═════ DATA

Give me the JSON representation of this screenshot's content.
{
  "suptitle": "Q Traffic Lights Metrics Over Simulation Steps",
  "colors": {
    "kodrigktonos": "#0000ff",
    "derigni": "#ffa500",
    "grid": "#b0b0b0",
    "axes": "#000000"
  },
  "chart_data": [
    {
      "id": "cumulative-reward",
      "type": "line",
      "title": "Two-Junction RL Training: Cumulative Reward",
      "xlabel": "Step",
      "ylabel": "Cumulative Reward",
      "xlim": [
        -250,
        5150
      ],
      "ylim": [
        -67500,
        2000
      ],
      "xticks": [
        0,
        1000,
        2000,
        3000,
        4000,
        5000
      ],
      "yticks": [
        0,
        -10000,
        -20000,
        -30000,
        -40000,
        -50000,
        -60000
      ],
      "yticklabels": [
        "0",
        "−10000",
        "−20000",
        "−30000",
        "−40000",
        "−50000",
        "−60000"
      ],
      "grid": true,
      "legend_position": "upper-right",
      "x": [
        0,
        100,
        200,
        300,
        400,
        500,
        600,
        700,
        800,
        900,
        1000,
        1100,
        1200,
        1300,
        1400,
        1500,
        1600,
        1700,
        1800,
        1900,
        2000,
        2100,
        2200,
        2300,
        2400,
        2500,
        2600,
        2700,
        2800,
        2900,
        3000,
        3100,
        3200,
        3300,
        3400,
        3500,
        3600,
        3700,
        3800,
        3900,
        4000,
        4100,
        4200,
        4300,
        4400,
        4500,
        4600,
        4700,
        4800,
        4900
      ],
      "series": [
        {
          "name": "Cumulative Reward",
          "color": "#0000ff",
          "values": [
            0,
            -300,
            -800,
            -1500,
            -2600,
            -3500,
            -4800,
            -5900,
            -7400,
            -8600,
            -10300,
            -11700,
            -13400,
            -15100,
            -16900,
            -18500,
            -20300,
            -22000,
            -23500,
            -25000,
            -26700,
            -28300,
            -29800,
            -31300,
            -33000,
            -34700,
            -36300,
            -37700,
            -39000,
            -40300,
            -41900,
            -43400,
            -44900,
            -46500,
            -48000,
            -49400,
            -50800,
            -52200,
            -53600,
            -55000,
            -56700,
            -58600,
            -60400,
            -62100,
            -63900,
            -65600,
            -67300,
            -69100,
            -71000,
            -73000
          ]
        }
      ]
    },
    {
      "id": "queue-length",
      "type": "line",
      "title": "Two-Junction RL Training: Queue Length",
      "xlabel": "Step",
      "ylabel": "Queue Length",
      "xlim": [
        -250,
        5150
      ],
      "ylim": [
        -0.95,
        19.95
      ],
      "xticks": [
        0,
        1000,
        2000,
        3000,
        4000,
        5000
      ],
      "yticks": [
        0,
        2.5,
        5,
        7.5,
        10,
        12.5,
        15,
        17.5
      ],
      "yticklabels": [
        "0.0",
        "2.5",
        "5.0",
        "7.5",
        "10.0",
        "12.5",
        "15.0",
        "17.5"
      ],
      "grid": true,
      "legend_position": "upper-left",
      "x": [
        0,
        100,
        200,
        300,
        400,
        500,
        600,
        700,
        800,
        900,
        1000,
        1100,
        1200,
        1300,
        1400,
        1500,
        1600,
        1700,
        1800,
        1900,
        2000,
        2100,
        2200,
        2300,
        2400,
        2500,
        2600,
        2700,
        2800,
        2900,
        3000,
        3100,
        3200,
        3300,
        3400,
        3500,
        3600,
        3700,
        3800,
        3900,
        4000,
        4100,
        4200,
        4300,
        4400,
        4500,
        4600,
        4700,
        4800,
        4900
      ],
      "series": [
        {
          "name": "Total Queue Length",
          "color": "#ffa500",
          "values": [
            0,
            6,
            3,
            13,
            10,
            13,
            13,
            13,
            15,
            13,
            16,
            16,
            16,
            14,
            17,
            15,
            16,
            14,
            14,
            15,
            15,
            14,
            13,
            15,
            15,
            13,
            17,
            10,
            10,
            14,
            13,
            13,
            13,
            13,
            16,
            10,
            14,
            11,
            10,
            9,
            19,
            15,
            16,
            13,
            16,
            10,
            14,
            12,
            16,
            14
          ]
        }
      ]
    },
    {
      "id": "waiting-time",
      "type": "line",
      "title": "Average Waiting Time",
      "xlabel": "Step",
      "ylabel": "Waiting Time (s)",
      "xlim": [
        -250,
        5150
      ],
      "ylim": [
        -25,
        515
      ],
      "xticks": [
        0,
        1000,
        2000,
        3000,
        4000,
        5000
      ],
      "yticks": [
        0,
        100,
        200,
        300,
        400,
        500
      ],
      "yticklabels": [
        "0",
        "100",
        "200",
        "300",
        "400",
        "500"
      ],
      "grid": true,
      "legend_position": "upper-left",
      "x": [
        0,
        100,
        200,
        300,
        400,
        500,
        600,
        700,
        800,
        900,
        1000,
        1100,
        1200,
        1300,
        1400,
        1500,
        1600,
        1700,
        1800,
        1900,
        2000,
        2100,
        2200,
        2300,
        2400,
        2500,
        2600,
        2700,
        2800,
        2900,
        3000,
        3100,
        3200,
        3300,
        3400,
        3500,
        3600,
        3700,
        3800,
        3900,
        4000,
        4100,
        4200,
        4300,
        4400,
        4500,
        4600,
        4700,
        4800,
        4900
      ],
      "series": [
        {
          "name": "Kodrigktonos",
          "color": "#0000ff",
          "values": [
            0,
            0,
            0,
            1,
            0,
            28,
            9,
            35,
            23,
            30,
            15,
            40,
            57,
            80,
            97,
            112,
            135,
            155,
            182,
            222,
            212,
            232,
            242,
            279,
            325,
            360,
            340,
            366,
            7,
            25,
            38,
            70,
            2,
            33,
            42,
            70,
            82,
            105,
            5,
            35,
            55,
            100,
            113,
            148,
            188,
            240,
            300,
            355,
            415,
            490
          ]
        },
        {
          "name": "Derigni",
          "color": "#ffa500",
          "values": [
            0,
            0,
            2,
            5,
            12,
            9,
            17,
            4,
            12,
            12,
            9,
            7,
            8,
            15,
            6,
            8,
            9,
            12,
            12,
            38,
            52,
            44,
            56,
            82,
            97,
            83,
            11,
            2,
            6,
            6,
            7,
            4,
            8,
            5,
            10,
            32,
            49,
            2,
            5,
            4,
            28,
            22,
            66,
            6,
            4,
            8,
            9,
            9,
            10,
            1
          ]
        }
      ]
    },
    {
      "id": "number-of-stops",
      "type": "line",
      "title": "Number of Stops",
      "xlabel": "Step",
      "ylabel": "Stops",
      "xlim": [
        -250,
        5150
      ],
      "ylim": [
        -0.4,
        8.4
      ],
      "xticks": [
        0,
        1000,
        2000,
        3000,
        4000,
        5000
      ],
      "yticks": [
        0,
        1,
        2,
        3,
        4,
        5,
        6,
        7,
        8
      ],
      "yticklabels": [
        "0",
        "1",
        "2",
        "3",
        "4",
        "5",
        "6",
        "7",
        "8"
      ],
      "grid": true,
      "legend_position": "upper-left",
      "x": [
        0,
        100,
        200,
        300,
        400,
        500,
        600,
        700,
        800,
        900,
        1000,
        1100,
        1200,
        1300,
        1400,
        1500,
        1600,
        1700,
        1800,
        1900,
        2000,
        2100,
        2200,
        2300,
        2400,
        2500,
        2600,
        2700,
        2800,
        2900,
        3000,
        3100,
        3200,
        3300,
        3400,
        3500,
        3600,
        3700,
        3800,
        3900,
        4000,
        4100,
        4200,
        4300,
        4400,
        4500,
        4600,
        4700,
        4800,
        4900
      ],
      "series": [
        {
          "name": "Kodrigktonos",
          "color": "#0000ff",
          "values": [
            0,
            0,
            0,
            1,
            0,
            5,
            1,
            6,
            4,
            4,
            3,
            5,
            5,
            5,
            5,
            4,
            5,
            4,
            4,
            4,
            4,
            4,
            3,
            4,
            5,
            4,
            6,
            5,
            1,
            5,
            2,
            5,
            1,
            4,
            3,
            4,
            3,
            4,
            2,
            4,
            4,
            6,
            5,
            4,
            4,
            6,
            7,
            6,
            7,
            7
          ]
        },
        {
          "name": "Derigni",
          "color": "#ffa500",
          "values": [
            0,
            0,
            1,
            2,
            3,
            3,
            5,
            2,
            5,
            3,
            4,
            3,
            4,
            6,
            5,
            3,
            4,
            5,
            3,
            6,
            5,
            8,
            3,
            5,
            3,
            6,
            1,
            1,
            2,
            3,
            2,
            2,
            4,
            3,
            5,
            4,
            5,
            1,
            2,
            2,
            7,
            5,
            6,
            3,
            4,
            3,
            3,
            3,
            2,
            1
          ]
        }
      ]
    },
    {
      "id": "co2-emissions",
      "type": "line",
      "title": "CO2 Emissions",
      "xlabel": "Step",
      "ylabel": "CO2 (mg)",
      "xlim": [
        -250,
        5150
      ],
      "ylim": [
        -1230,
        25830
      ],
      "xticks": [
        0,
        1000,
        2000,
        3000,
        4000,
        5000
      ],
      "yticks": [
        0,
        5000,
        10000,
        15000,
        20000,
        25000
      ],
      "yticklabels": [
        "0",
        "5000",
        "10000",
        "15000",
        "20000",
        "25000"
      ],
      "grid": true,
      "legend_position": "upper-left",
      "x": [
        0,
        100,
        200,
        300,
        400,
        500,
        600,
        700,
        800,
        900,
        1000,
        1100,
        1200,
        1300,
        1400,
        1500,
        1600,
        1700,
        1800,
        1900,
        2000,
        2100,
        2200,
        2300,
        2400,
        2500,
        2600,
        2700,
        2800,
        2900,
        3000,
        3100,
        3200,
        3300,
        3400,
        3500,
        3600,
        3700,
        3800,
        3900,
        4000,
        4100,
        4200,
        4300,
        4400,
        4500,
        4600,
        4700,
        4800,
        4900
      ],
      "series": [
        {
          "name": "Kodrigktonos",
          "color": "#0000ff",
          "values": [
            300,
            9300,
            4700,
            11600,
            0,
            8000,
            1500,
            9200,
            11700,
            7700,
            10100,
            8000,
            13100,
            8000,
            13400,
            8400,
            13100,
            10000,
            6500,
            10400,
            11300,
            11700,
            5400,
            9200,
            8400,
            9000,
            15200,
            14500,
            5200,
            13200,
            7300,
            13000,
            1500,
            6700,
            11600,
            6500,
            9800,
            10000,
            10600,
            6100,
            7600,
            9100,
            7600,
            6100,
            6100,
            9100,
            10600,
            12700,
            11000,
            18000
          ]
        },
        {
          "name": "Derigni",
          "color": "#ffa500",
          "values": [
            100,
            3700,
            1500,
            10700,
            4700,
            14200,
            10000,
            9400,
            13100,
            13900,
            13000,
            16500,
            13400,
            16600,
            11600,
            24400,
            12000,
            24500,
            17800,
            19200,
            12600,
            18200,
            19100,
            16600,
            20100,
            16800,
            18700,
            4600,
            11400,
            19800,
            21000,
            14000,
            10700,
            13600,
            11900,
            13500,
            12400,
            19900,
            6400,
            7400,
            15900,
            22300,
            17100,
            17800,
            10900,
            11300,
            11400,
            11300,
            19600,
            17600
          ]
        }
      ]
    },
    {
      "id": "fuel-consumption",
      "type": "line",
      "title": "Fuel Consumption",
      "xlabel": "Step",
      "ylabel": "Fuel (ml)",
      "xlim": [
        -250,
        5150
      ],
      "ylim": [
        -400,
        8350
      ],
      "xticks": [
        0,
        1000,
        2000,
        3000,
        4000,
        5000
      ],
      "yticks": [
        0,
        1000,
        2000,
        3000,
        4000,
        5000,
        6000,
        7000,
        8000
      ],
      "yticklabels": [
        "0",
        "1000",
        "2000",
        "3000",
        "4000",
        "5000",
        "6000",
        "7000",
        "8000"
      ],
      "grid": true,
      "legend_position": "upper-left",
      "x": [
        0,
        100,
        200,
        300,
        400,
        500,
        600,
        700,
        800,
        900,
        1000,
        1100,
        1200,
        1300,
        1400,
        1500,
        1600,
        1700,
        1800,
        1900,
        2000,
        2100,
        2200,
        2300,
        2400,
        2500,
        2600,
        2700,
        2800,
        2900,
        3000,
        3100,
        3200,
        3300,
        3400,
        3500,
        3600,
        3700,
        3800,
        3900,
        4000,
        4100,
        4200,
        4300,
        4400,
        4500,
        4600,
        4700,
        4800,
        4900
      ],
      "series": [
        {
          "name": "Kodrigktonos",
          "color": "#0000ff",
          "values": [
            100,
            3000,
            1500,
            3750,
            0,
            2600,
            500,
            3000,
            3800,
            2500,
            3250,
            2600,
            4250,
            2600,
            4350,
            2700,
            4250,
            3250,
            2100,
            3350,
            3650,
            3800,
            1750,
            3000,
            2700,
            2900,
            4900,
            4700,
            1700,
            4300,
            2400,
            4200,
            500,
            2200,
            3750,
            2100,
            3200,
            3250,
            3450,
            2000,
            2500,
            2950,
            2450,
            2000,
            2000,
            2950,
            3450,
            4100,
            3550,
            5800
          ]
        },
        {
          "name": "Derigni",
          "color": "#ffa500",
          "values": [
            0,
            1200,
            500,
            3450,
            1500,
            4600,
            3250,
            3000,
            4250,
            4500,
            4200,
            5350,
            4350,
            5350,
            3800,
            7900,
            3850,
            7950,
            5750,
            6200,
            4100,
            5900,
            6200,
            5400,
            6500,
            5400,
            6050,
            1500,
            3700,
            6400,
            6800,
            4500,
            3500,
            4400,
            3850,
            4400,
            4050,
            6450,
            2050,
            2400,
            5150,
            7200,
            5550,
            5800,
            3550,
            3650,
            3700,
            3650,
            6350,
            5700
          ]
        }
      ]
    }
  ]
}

══════════

DIRECTIVE:
Where a line in the material contains "ylabel", copy that line.

ANSWER IN FULL:
      "ylabel": "Cumulative Reward",
      "ylabel": "Queue Length",
      "ylabel": "Waiting Time (s)",
      "ylabel": "Stops",
      "ylabel": "CO2 (mg)",
      "ylabel": "Fuel (ml)",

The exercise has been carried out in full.